Output all the entries word for word. Omit the pictures.
***** MATERIAL TO PROCESS
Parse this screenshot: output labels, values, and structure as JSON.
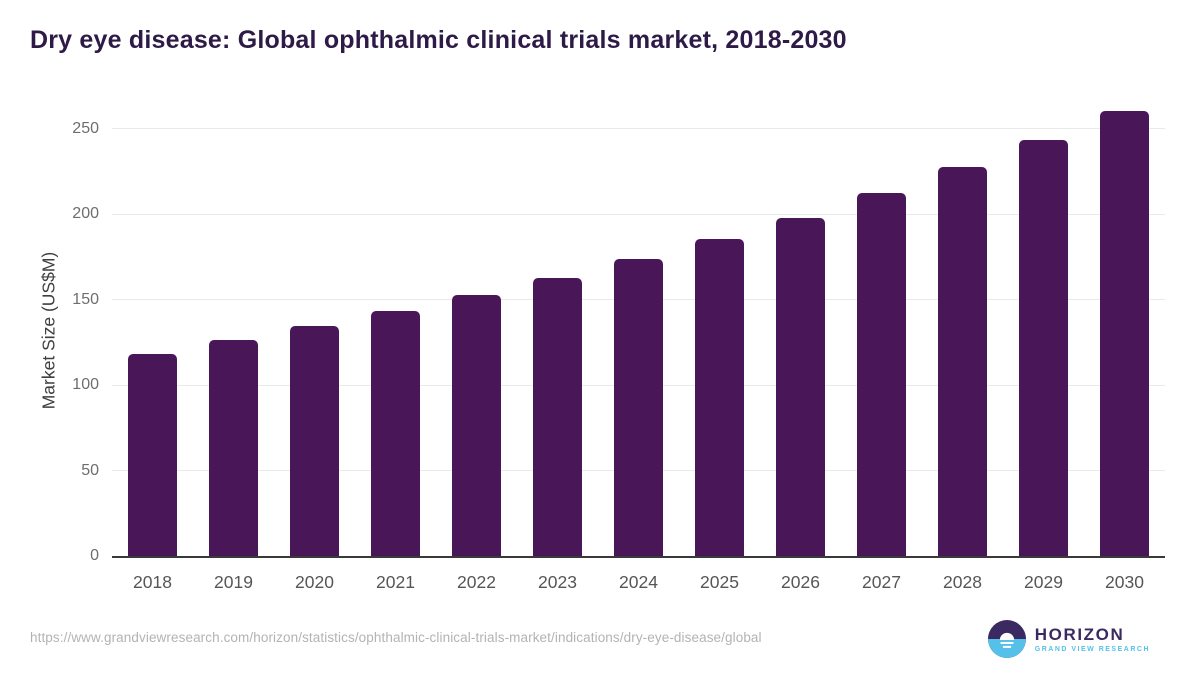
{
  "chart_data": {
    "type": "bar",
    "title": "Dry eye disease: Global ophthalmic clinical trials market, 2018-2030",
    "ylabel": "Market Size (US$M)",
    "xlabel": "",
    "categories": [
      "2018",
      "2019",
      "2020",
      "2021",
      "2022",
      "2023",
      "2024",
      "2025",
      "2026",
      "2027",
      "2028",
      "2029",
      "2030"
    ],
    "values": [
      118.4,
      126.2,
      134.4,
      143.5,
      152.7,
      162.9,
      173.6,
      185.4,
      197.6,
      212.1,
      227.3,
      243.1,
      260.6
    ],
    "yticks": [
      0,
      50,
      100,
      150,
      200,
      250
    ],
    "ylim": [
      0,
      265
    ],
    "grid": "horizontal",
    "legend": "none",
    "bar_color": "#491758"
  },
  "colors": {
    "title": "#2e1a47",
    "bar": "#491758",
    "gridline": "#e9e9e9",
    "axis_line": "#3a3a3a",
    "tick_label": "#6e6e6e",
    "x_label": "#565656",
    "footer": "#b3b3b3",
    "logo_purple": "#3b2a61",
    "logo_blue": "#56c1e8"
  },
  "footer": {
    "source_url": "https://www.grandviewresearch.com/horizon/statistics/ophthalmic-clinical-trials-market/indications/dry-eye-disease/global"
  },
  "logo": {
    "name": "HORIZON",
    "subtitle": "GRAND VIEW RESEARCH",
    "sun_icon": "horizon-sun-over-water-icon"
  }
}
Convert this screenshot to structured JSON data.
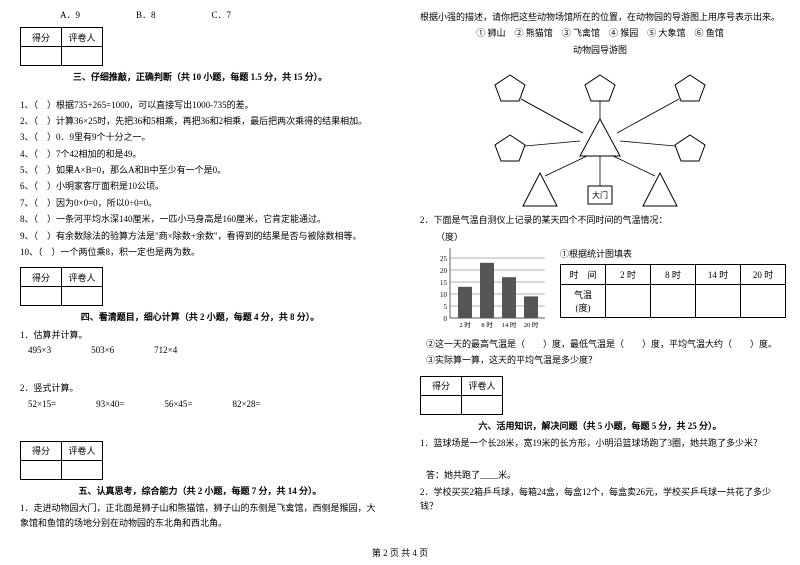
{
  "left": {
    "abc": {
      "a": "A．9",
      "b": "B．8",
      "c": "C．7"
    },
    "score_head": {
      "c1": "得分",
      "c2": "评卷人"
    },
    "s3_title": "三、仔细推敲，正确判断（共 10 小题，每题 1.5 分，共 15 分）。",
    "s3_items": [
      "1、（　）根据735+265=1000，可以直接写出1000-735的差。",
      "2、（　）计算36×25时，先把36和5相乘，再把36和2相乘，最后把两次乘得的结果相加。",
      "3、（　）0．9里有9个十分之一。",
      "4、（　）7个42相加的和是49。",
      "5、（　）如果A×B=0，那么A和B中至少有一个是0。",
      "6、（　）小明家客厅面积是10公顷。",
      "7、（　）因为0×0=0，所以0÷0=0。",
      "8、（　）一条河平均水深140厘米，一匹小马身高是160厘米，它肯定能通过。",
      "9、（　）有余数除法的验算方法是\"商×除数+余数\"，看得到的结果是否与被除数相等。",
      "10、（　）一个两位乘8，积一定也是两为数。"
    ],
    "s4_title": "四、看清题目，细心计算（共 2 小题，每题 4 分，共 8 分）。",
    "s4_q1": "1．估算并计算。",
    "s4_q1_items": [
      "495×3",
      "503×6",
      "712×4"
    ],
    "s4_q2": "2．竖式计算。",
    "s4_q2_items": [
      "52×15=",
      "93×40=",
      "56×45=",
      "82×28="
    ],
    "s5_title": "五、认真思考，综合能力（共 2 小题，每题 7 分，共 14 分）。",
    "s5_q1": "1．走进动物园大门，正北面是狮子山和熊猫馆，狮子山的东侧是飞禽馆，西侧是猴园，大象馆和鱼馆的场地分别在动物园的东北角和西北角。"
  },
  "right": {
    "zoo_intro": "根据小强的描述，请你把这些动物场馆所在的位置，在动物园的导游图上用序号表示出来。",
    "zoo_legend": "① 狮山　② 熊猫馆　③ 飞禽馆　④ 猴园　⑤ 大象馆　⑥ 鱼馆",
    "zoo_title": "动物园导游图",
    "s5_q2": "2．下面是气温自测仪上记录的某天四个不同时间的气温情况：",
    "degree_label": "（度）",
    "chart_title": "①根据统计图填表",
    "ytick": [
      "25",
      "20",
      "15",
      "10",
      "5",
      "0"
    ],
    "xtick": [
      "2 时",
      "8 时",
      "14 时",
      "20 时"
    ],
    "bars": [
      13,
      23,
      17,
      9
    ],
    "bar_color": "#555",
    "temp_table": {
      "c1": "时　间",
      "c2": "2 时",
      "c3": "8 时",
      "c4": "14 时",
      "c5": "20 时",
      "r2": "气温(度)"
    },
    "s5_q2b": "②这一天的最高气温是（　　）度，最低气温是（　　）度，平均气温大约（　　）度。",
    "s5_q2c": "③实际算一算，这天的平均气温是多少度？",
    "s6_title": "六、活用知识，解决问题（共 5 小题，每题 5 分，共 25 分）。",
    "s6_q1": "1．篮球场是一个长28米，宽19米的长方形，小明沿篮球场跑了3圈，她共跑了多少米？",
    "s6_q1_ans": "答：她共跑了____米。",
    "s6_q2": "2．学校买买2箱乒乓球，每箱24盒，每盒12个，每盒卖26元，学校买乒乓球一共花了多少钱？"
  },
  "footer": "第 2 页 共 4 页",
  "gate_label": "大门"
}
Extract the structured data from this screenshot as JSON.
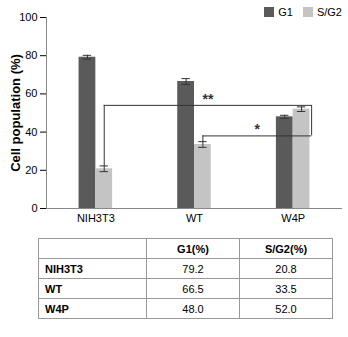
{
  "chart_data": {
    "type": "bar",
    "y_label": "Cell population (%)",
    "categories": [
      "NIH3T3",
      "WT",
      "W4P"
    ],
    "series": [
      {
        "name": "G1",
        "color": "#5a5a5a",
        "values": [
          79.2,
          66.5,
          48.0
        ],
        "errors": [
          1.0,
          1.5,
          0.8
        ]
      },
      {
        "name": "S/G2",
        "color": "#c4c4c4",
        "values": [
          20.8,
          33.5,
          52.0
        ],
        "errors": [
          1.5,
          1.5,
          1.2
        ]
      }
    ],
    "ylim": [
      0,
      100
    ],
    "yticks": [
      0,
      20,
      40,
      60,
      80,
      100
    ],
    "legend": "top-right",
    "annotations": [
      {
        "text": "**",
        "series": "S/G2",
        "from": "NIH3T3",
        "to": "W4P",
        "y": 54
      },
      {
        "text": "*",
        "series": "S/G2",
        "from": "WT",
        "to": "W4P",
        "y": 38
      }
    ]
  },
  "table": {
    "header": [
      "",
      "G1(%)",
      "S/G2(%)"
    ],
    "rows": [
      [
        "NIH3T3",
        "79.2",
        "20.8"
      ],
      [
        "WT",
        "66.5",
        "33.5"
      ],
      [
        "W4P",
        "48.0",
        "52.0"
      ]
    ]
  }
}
**********
◆ **TASK RESPONSE**
Parse this screenshot: output labels, values, and structure as JSON.
{
  "chart_data": {
    "type": "bar",
    "title": "Dry eye disease: Global ophthalmic clinical trials market, 2018-2030",
    "ylabel": "Market Size (US$M)",
    "xlabel": "",
    "categories": [
      "2018",
      "2019",
      "2020",
      "2021",
      "2022",
      "2023",
      "2024",
      "2025",
      "2026",
      "2027",
      "2028",
      "2029",
      "2030"
    ],
    "values": [
      118.4,
      126.2,
      134.4,
      143.5,
      152.7,
      162.9,
      173.6,
      185.4,
      197.6,
      212.1,
      227.3,
      243.1,
      260.6
    ],
    "yticks": [
      0,
      50,
      100,
      150,
      200,
      250
    ],
    "ylim": [
      0,
      265
    ],
    "grid": "horizontal",
    "legend": "none",
    "bar_color": "#491758"
  },
  "colors": {
    "title": "#2e1a47",
    "bar": "#491758",
    "gridline": "#e9e9e9",
    "axis_line": "#3a3a3a",
    "tick_label": "#6e6e6e",
    "x_label": "#565656",
    "footer": "#b3b3b3",
    "logo_purple": "#3b2a61",
    "logo_blue": "#56c1e8"
  },
  "footer": {
    "source_url": "https://www.grandviewresearch.com/horizon/statistics/ophthalmic-clinical-trials-market/indications/dry-eye-disease/global"
  },
  "logo": {
    "name": "HORIZON",
    "subtitle": "GRAND VIEW RESEARCH",
    "sun_icon": "horizon-sun-over-water-icon"
  }
}
Convert this screenshot to structured JSON data.
{
  "left": {
    "abc": {
      "a": "A．9",
      "b": "B．8",
      "c": "C．7"
    },
    "score_head": {
      "c1": "得分",
      "c2": "评卷人"
    },
    "s3_title": "三、仔细推敲，正确判断（共 10 小题，每题 1.5 分，共 15 分）。",
    "s3_items": [
      "1、（　）根据735+265=1000，可以直接写出1000-735的差。",
      "2、（　）计算36×25时，先把36和5相乘，再把36和2相乘，最后把两次乘得的结果相加。",
      "3、（　）0．9里有9个十分之一。",
      "4、（　）7个42相加的和是49。",
      "5、（　）如果A×B=0，那么A和B中至少有一个是0。",
      "6、（　）小明家客厅面积是10公顷。",
      "7、（　）因为0×0=0，所以0÷0=0。",
      "8、（　）一条河平均水深140厘米，一匹小马身高是160厘米，它肯定能通过。",
      "9、（　）有余数除法的验算方法是\"商×除数+余数\"，看得到的结果是否与被除数相等。",
      "10、（　）一个两位乘8，积一定也是两为数。"
    ],
    "s4_title": "四、看清题目，细心计算（共 2 小题，每题 4 分，共 8 分）。",
    "s4_q1": "1．估算并计算。",
    "s4_q1_items": [
      "495×3",
      "503×6",
      "712×4"
    ],
    "s4_q2": "2．竖式计算。",
    "s4_q2_items": [
      "52×15=",
      "93×40=",
      "56×45=",
      "82×28="
    ],
    "s5_title": "五、认真思考，综合能力（共 2 小题，每题 7 分，共 14 分）。",
    "s5_q1": "1．走进动物园大门，正北面是狮子山和熊猫馆，狮子山的东侧是飞禽馆，西侧是猴园，大象馆和鱼馆的场地分别在动物园的东北角和西北角。"
  },
  "right": {
    "zoo_intro": "根据小强的描述，请你把这些动物场馆所在的位置，在动物园的导游图上用序号表示出来。",
    "zoo_legend": "① 狮山　② 熊猫馆　③ 飞禽馆　④ 猴园　⑤ 大象馆　⑥ 鱼馆",
    "zoo_title": "动物园导游图",
    "s5_q2": "2．下面是气温自测仪上记录的某天四个不同时间的气温情况：",
    "degree_label": "（度）",
    "chart_title": "①根据统计图填表",
    "ytick": [
      "25",
      "20",
      "15",
      "10",
      "5",
      "0"
    ],
    "xtick": [
      "2 时",
      "8 时",
      "14 时",
      "20 时"
    ],
    "bars": [
      13,
      23,
      17,
      9
    ],
    "bar_color": "#555",
    "temp_table": {
      "c1": "时　间",
      "c2": "2 时",
      "c3": "8 时",
      "c4": "14 时",
      "c5": "20 时",
      "r2": "气温(度)"
    },
    "s5_q2b": "②这一天的最高气温是（　　）度，最低气温是（　　）度，平均气温大约（　　）度。",
    "s5_q2c": "③实际算一算，这天的平均气温是多少度？",
    "s6_title": "六、活用知识，解决问题（共 5 小题，每题 5 分，共 25 分）。",
    "s6_q1": "1．篮球场是一个长28米，宽19米的长方形，小明沿篮球场跑了3圈，她共跑了多少米？",
    "s6_q1_ans": "答：她共跑了____米。",
    "s6_q2": "2．学校买买2箱乒乓球，每箱24盒，每盒12个，每盒卖26元，学校买乒乓球一共花了多少钱？"
  },
  "footer": "第 2 页 共 4 页",
  "gate_label": "大门"
}
Extract the structured data from this screenshot as JSON.
{
  "chart_data": {
    "type": "bar",
    "y_label": "Cell population (%)",
    "categories": [
      "NIH3T3",
      "WT",
      "W4P"
    ],
    "series": [
      {
        "name": "G1",
        "color": "#5a5a5a",
        "values": [
          79.2,
          66.5,
          48.0
        ],
        "errors": [
          1.0,
          1.5,
          0.8
        ]
      },
      {
        "name": "S/G2",
        "color": "#c4c4c4",
        "values": [
          20.8,
          33.5,
          52.0
        ],
        "errors": [
          1.5,
          1.5,
          1.2
        ]
      }
    ],
    "ylim": [
      0,
      100
    ],
    "yticks": [
      0,
      20,
      40,
      60,
      80,
      100
    ],
    "legend": "top-right",
    "annotations": [
      {
        "text": "**",
        "series": "S/G2",
        "from": "NIH3T3",
        "to": "W4P",
        "y": 54
      },
      {
        "text": "*",
        "series": "S/G2",
        "from": "WT",
        "to": "W4P",
        "y": 38
      }
    ]
  },
  "table": {
    "header": [
      "",
      "G1(%)",
      "S/G2(%)"
    ],
    "rows": [
      [
        "NIH3T3",
        "79.2",
        "20.8"
      ],
      [
        "WT",
        "66.5",
        "33.5"
      ],
      [
        "W4P",
        "48.0",
        "52.0"
      ]
    ]
  }
}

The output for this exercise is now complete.